SwapNodesInPairs [source code]
public class SwapNodesInPairs {
static
/******************************************************************************/
class Solution {
public ListNode swapPairs(ListNode head) {
ListNode dummy = new ListNode (0), slow = head;
if (slow == null || slow.next == null)
return head;
ListNode fast = slow.next, slow_prev = dummy;
dummy.next = head;
while (true) {
ListNode next = fast.next;
slow_prev.next = fast;
slow.next = next;
fast.next = slow;
// advance
slow_prev = slow;
if ((slow = slow.next) == null)
break;
if ((fast = slow.next) == null)
break;
}
return dummy.next;
}
}
/******************************************************************************/
public static void main(String[] args) {
SwapNodesInPairs.Solution tester = new SwapNodesInPairs.Solution();
int[][] inputs = {
{1, 2}, {2, 1},
{1,2,3,4}, {2,1,4,3},
};
for (int i = 0; i < inputs.length / 2; i++) {
ListNode head = ListNode.buildListNode (inputs[2 * i]);
String head_str = ListNode.serialize (head);
String ans_str = ListNode.serialize (ListNode.buildListNode (inputs[2 * i + 1]));
System.out.println (Printer.separator ());
ListNode output = tester.swapPairs (head);
String output_str = ListNode.serialize (output);
System.out.printf ("%s -> %s, expected: %s\n",
head_str, Printer.wrapColor (output_str, output_str.equals (ans_str) ? "green" : "red"), ans_str
);
}
}
}
感觉又是一个脑筋急转弯的题目, 看给的这些限制就知道了, 想想办法;
最后还是一个有惊无险的AC了, 速度是4ms (62%). 这种题目, 最最重要的一点, 始终就是要多画图多笔算, 这个强调很多遍了;
一个小的细节是, 这题最好是第一次swap完成之后再advance; 因为我一开始初始化的时候, 两个指针是先初始化到实际的node上面的; 当然, 另外一个思路是可以用两个dummy head, 把slow和fast都先摆在上面, 这样循环里面就可以先advance然后再swap, 不过没有什么特殊的意义这样做, 现在这么写也挺好的;
意识到需要保存prev这个应该不难了; 最后advance的逻辑实际上就是自己画个图就知道了; 盯着代码看估计看的很乱; 另外这题本身确实不算难, 尤其是advance和cache prev之间的处理关系并不复杂;
看discussion的时候意识到我这里这个只要保证第一个iteration是先swap再advance, 那么实际上是不需要dummy的; 不过养成一个好习惯没坏处好吧;
这一题其实还是一个快慢指针的技巧, 而且跟之前一个delete Nth from end很像, 维护的是两个固定间距的指针而不是倍速. 注意这里的另外一个限制, 不允许你修改任何node本身的val, 实际上, 这种通过改val来投机取巧的做法在LinkedList题目当中还真不算少见; 之前那个题目就看到Stefan用过一次;
没有dummy的版本:
class Solution {
public ListNode swapPairs(ListNode head) {
ListNode slow = head;
if (slow == null || slow.next == null)

**题目描述 1:** 在这篇两两交换链表节点的笔记里，提交通过后的运行速度是多少？
**题目描述 2:**
下列说法是否符合这篇两两交换链表节点的笔记？请逐条回答"是"或"否"，并引用笔记中起决定作用的原话。
(a) 这道题不允许修改节点本身的val。
(b) 作者认为改用两个dummy head的写法有特殊意义。
(c) 这道题维护的是两个倍速移动的指针。
后面的条目是另外的材料，与这篇两两交换链表节点的笔记没有关系。

**已存条目:**
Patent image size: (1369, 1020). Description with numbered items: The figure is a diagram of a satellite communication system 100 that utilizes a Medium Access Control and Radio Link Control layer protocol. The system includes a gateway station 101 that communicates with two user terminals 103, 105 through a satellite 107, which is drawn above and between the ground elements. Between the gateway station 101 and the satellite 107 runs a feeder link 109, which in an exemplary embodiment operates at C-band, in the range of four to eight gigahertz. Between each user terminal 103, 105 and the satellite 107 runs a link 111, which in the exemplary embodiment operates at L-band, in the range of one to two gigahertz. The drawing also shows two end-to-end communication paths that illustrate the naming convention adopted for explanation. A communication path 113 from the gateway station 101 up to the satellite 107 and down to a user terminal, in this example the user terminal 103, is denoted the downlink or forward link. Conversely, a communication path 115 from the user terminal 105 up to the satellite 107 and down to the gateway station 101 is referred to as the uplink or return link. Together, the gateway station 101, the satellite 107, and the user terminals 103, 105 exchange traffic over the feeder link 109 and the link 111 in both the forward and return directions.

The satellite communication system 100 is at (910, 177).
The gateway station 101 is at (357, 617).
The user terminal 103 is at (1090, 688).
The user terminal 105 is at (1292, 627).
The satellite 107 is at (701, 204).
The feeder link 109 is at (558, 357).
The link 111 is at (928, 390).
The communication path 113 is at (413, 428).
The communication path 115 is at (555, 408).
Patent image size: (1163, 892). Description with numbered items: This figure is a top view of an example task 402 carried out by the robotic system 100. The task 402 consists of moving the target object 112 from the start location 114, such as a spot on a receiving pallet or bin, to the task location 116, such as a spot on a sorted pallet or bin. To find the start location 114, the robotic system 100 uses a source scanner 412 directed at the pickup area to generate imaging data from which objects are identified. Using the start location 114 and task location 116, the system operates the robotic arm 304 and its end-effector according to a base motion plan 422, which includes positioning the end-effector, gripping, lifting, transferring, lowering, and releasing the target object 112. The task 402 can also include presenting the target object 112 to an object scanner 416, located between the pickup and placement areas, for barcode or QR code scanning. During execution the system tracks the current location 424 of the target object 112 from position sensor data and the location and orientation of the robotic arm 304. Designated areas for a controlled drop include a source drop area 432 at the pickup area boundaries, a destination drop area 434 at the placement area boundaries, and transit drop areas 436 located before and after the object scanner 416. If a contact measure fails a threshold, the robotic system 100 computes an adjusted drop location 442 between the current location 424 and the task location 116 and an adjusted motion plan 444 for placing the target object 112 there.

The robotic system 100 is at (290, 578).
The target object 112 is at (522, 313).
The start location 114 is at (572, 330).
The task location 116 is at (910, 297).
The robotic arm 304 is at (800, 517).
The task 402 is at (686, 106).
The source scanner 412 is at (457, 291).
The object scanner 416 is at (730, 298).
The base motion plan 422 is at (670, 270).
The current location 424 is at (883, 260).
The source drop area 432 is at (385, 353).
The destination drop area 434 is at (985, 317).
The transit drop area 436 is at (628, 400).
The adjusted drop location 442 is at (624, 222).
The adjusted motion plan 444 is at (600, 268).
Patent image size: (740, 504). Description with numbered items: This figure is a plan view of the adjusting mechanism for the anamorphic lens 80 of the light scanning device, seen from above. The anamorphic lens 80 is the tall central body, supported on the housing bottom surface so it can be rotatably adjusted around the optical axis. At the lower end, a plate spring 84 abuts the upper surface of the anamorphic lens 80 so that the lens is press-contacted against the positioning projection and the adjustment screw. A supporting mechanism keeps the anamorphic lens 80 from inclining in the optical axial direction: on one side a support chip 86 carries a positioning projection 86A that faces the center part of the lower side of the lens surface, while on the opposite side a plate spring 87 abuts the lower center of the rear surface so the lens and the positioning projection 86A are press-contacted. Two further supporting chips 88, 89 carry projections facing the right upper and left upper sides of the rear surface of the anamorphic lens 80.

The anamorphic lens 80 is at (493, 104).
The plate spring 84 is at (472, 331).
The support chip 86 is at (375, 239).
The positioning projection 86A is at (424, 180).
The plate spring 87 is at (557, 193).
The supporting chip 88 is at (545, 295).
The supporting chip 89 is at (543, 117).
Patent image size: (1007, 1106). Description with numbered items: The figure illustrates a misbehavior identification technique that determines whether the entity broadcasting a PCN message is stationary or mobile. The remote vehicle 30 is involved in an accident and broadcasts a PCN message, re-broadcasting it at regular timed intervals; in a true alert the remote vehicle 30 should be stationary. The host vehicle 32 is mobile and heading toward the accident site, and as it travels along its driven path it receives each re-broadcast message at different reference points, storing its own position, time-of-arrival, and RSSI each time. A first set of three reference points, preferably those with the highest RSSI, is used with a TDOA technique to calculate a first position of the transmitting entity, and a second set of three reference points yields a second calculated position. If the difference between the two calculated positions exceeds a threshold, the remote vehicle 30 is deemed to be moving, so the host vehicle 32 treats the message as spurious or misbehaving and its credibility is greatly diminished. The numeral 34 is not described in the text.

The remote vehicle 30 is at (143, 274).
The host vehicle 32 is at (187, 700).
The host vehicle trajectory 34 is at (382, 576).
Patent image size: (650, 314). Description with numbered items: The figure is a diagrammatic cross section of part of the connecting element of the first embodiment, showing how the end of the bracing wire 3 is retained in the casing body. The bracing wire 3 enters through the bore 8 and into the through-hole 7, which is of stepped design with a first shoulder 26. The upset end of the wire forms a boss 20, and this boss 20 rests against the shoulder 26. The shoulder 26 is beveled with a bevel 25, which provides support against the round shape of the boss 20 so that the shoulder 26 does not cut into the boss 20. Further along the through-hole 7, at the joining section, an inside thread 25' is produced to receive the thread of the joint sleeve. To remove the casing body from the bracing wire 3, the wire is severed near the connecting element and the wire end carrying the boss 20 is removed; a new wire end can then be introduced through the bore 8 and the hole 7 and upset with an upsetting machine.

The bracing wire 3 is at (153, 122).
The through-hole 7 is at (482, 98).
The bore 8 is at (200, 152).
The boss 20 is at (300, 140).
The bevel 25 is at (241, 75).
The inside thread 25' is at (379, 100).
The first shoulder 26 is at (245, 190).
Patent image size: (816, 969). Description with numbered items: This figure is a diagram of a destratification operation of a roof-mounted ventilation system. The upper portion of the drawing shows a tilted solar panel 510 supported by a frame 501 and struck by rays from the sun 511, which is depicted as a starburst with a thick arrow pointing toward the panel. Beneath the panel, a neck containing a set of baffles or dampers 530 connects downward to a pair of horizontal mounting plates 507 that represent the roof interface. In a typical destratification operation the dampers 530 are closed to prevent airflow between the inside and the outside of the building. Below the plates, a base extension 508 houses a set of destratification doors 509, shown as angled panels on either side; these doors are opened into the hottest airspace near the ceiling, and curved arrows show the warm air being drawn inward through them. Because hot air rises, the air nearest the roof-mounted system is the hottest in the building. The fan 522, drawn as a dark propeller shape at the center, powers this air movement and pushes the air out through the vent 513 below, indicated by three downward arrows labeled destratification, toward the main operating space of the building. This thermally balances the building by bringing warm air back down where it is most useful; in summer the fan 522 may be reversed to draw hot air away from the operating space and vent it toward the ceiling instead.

**练习结果 1:** 4ms（62%）。

**练习结果 2:**
(a) 是："不允许你修改任何node本身的val"
(b) 否："不过没有什么特殊的意义这样做"
(c) 否："维护的是两个固定间距的指针而不是倍速"